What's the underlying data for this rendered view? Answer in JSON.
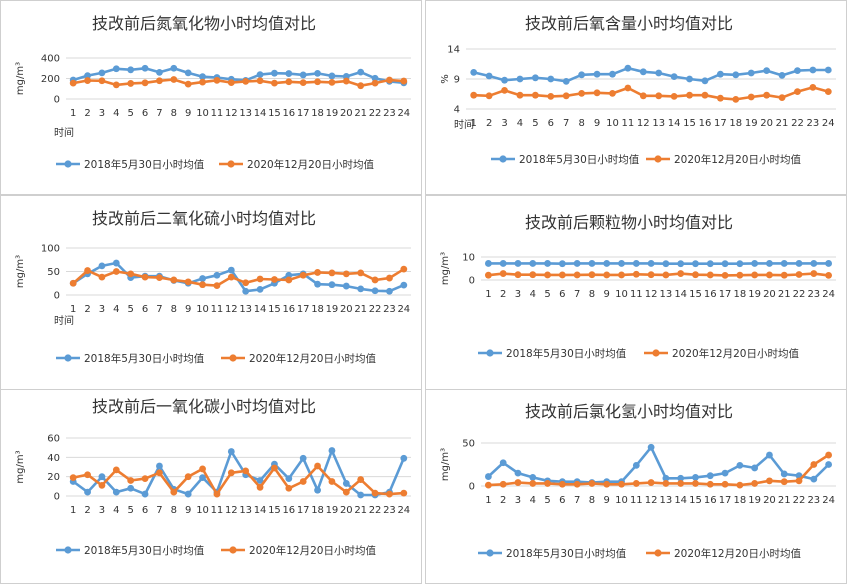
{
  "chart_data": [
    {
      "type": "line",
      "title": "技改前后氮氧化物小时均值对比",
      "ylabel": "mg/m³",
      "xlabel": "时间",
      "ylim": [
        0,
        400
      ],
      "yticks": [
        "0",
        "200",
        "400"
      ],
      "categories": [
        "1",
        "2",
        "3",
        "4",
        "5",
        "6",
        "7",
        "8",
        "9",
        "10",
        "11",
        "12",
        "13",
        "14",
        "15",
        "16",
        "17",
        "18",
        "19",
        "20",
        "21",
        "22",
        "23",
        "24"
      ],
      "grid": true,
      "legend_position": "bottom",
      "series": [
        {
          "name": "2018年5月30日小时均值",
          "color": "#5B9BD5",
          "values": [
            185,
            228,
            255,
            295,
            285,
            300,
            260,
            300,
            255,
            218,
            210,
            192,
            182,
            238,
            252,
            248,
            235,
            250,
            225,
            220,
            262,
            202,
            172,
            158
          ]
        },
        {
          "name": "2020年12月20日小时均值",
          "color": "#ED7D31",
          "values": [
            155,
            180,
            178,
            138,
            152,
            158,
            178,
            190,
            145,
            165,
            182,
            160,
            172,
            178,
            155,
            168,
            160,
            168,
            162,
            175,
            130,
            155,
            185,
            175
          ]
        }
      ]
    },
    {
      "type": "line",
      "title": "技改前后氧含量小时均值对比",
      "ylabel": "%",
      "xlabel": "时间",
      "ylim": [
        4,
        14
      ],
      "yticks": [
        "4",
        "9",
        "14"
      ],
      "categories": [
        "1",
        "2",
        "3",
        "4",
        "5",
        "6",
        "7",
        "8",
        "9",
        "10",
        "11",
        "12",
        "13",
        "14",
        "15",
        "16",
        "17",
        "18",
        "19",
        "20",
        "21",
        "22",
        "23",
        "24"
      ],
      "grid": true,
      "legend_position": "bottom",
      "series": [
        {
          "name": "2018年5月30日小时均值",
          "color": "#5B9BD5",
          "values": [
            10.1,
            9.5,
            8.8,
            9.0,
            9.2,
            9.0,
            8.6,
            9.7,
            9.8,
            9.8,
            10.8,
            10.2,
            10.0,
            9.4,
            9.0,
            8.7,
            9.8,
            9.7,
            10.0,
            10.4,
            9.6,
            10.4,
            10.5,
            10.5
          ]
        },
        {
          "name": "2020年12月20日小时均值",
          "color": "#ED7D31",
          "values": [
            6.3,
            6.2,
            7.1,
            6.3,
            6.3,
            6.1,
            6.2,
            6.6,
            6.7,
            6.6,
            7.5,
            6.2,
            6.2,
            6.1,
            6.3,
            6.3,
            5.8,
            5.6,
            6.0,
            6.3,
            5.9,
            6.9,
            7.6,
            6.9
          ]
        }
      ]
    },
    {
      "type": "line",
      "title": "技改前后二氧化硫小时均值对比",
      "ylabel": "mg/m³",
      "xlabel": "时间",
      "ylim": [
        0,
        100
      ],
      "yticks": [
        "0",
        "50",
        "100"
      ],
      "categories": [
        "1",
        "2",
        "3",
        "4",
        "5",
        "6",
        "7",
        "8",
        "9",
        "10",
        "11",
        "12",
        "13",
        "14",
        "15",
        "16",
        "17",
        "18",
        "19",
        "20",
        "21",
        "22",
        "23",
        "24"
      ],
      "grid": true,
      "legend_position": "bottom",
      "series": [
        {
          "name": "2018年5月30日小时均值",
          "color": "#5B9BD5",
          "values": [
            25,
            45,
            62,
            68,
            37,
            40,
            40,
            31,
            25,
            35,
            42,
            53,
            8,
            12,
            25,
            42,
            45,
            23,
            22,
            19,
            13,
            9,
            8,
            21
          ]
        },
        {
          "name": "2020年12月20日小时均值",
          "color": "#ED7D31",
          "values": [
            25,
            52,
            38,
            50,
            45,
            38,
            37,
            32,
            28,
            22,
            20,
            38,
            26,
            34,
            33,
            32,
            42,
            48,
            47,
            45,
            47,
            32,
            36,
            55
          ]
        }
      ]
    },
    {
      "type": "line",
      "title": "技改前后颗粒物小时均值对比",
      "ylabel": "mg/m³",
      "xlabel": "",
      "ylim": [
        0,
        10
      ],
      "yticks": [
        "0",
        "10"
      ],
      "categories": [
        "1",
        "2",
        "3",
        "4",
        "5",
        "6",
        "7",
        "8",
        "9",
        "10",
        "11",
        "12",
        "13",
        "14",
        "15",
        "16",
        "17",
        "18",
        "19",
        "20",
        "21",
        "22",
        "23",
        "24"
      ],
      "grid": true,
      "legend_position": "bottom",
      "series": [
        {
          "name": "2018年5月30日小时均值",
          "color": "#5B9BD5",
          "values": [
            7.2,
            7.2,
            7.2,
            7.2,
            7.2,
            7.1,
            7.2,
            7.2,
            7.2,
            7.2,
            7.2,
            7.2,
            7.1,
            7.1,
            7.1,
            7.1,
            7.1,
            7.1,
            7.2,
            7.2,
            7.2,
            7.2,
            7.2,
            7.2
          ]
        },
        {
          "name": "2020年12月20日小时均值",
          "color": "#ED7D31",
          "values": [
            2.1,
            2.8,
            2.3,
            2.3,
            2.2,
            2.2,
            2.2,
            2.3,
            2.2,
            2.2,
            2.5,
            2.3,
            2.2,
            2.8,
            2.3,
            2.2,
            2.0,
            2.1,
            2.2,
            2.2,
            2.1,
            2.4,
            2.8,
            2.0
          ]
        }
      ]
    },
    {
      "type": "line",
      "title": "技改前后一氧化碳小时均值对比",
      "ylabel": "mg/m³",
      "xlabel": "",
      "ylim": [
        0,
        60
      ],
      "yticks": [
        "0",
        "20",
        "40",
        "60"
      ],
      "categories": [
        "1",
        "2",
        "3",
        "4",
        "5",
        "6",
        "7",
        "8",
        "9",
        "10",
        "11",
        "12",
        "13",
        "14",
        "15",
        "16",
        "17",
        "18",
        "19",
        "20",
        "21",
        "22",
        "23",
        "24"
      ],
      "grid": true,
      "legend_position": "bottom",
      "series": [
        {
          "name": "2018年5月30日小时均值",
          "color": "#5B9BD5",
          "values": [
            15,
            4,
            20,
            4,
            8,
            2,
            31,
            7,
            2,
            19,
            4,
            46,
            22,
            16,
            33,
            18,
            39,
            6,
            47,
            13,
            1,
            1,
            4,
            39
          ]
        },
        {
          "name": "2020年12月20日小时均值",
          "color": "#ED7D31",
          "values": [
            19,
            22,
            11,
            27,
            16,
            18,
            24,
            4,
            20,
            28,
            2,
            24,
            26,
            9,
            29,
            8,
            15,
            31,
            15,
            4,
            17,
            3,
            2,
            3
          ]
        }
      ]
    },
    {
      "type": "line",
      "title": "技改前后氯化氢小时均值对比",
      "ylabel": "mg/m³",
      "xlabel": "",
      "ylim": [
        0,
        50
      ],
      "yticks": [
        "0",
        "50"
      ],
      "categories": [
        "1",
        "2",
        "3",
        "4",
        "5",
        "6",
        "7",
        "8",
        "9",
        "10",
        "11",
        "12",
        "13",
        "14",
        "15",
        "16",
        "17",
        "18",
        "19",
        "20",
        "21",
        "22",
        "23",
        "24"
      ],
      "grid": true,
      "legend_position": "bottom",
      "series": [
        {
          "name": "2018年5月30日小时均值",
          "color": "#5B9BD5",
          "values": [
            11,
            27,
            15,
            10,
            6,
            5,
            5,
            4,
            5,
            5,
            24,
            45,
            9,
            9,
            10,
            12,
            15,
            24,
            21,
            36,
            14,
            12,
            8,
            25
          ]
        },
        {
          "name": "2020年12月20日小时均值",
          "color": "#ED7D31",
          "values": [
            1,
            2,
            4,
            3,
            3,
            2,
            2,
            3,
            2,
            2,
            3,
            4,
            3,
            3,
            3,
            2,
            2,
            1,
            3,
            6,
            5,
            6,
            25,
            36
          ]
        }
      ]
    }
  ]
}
---
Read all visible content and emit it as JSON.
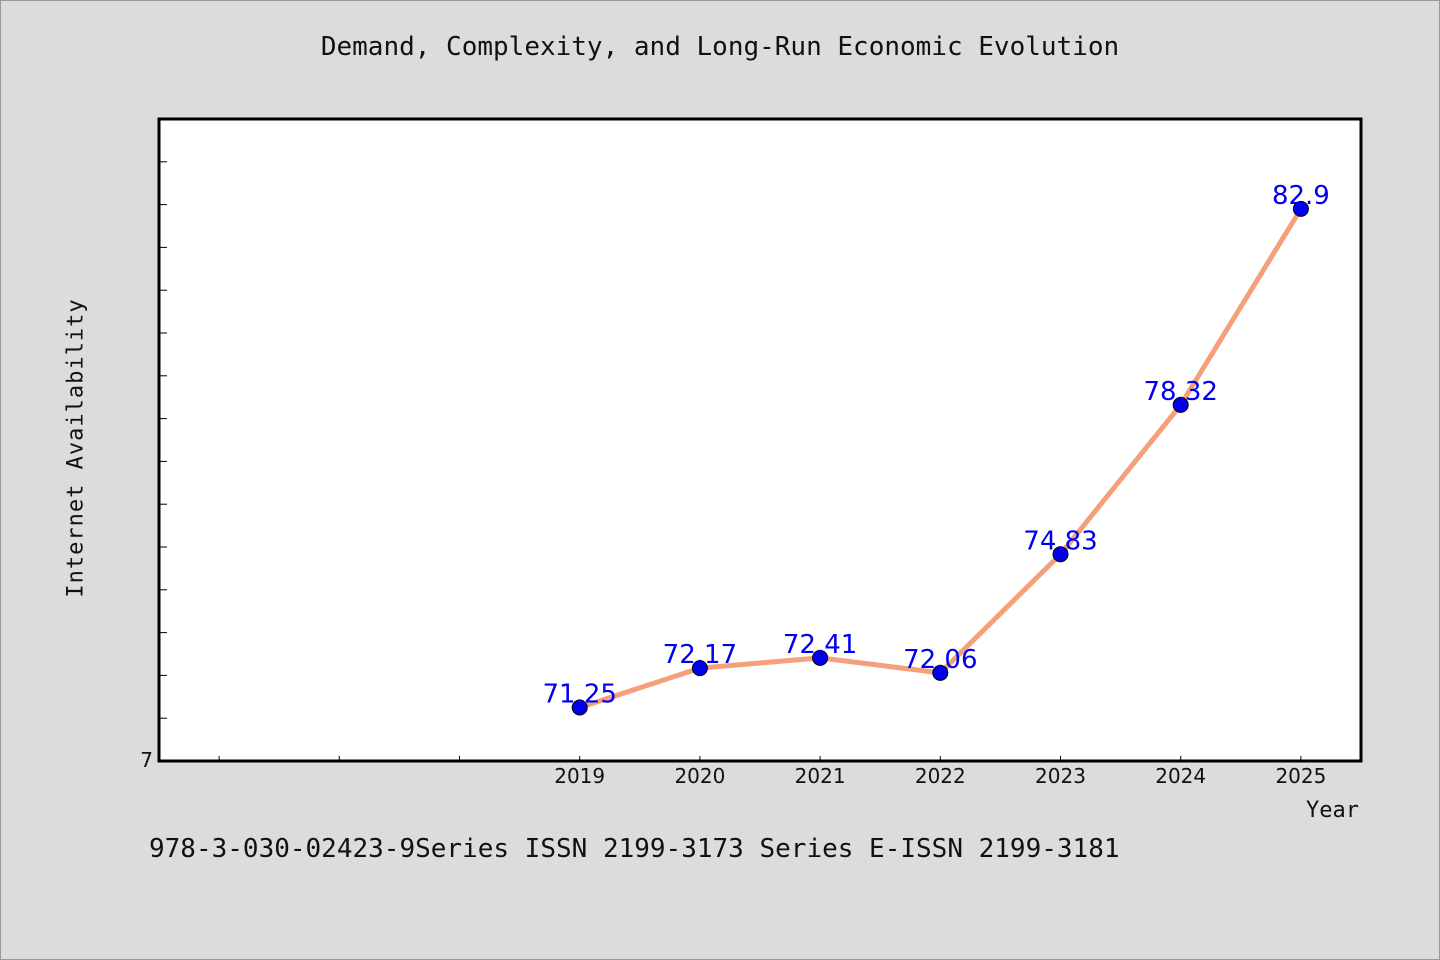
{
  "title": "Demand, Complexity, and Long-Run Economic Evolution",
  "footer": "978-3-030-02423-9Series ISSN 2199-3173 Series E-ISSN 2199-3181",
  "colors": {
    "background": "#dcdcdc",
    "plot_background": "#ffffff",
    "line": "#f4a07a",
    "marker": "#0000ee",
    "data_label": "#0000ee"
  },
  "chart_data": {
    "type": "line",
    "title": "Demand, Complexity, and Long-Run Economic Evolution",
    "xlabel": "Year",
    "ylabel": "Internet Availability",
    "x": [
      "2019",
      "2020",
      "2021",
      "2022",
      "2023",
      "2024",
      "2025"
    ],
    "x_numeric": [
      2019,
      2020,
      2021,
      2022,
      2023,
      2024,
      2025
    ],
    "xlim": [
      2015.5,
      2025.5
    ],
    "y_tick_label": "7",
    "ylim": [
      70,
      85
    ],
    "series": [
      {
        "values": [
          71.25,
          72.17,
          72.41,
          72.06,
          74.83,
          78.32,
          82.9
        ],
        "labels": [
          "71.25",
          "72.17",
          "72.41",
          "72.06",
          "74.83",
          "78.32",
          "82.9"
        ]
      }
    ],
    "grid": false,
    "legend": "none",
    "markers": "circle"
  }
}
---
**INSTRUCTIONS FOR THE TASK**
Collect the complete line wherever the string "Evolution" appears in the records.

**THE COMPLETED TASK**
  "title": "Demand, Complexity, and Long-Run Economic Evolution",
    "title": "Demand, Complexity, and Long-Run Economic Evolution",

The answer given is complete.